Data:
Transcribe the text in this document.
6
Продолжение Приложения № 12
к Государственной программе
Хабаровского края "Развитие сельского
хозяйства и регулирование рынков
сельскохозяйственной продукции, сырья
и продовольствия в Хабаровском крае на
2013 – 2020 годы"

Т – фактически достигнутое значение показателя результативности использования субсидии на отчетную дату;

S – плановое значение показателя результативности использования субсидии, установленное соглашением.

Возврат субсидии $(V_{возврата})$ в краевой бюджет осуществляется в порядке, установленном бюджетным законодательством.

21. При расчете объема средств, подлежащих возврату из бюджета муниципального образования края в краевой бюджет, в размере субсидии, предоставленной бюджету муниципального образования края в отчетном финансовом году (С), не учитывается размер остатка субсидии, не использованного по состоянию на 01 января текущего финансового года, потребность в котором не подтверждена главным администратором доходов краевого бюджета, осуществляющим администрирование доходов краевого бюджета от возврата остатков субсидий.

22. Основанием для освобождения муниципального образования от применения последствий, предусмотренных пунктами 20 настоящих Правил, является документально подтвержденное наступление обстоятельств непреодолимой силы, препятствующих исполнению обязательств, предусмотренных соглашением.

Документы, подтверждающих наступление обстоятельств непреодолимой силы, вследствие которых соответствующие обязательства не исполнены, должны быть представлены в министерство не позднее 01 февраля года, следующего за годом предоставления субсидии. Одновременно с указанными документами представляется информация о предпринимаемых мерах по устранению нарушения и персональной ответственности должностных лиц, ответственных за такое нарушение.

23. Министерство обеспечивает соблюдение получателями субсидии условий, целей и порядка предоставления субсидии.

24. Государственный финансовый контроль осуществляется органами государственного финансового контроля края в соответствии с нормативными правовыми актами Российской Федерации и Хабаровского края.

Task objective: Restate all of the entries exactly, please.

Answer to the task:
Transcribe the text in this document.
6
Продолжение Приложения № 12
к Государственной программе
Хабаровского края "Развитие сельского
хозяйства и регулирование рынков
сельскохозяйственной продукции, сырья
и продовольствия в Хабаровском крае на
2013 – 2020 годы"

Т – фактически достигнутое значение показателя результативности использования субсидии на отчетную дату;

S – плановое значение показателя результативности использования субсидии, установленное соглашением.

Возврат субсидии $(V_{возврата})$ в краевой бюджет осуществляется в порядке, установленном бюджетным законодательством.

21. При расчете объема средств, подлежащих возврату из бюджета муниципального образования края в краевой бюджет, в размере субсидии, предоставленной бюджету муниципального образования края в отчетном финансовом году (С), не учитывается размер остатка субсидии, не использованного по состоянию на 01 января текущего финансового года, потребность в котором не подтверждена главным администратором доходов краевого бюджета, осуществляющим администрирование доходов краевого бюджета от возврата остатков субсидий.

22. Основанием для освобождения муниципального образования от применения последствий, предусмотренных пунктами 20 настоящих Правил, является документально подтвержденное наступление обстоятельств непреодолимой силы, препятствующих исполнению обязательств, предусмотренных соглашением.

Документы, подтверждающих наступление обстоятельств непреодолимой силы, вследствие которых соответствующие обязательства не исполнены, должны быть представлены в министерство не позднее 01 февраля года, следующего за годом предоставления субсидии. Одновременно с указанными документами представляется информация о предпринимаемых мерах по устранению нарушения и персональной ответственности должностных лиц, ответственных за такое нарушение.

23. Министерство обеспечивает соблюдение получателями субсидии условий, целей и порядка предоставления субсидии.

24. Государственный финансовый контроль осуществляется органами государственного финансового контроля края в соответствии с нормативными правовыми актами Российской Федерации и Хабаровского края.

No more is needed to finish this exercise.